WHAT IS NEEDED: Copy every line in the records below that contains the word "Duisburg".

*** Opening GIVEN DATA ***

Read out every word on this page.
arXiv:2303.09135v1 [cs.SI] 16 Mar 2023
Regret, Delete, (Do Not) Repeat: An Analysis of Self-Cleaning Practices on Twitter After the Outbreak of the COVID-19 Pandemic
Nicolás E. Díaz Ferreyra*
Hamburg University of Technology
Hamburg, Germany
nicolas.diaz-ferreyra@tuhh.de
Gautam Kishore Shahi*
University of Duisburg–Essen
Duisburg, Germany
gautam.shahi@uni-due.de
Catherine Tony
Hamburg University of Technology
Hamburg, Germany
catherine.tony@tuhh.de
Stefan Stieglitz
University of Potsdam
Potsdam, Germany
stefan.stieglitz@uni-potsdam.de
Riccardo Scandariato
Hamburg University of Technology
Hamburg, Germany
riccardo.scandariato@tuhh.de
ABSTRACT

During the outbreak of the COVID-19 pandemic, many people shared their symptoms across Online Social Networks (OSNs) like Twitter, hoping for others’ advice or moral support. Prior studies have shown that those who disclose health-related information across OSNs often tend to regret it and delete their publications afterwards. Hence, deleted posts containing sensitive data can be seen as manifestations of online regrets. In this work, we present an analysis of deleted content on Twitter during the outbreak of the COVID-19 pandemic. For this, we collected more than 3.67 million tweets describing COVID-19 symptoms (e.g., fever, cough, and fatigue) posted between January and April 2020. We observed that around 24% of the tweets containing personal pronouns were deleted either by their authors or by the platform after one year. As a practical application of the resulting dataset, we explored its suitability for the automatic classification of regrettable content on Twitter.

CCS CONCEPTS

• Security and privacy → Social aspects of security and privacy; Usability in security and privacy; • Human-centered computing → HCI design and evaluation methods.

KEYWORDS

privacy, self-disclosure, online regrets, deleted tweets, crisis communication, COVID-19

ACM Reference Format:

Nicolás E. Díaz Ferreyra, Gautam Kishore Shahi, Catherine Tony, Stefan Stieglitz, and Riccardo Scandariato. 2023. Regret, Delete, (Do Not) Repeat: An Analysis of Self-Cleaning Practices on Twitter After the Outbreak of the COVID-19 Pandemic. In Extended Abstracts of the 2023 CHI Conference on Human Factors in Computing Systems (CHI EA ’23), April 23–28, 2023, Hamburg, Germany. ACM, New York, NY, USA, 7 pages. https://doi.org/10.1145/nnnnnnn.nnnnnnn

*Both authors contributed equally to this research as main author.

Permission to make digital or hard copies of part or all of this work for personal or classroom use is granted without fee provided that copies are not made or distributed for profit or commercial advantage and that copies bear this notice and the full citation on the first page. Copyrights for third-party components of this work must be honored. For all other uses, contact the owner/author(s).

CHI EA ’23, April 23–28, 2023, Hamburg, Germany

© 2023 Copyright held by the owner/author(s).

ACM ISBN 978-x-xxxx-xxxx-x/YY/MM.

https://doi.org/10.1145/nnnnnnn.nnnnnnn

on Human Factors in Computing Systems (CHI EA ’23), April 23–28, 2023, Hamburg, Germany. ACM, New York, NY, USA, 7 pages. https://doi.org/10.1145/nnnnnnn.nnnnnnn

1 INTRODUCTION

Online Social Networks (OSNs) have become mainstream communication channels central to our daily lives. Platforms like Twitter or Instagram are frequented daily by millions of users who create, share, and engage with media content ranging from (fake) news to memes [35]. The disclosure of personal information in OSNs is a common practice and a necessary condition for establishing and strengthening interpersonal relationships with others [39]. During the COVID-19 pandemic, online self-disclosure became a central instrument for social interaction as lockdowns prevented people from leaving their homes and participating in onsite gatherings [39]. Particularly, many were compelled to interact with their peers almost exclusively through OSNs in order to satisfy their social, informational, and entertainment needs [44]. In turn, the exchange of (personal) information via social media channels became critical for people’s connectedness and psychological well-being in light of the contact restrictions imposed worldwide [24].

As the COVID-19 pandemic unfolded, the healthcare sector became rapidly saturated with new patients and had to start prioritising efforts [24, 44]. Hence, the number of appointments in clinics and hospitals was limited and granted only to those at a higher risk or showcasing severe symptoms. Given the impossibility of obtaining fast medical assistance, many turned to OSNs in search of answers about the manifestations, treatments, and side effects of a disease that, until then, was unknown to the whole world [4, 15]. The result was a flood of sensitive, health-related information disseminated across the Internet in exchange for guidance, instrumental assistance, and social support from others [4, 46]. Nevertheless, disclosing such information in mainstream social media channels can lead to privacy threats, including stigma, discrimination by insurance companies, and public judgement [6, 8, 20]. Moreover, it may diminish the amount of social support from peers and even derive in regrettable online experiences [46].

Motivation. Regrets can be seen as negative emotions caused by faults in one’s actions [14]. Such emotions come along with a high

*** Closing GIVEN DATA ***

SOLUTION:
University of Duisburg–Essen
Duisburg, Germany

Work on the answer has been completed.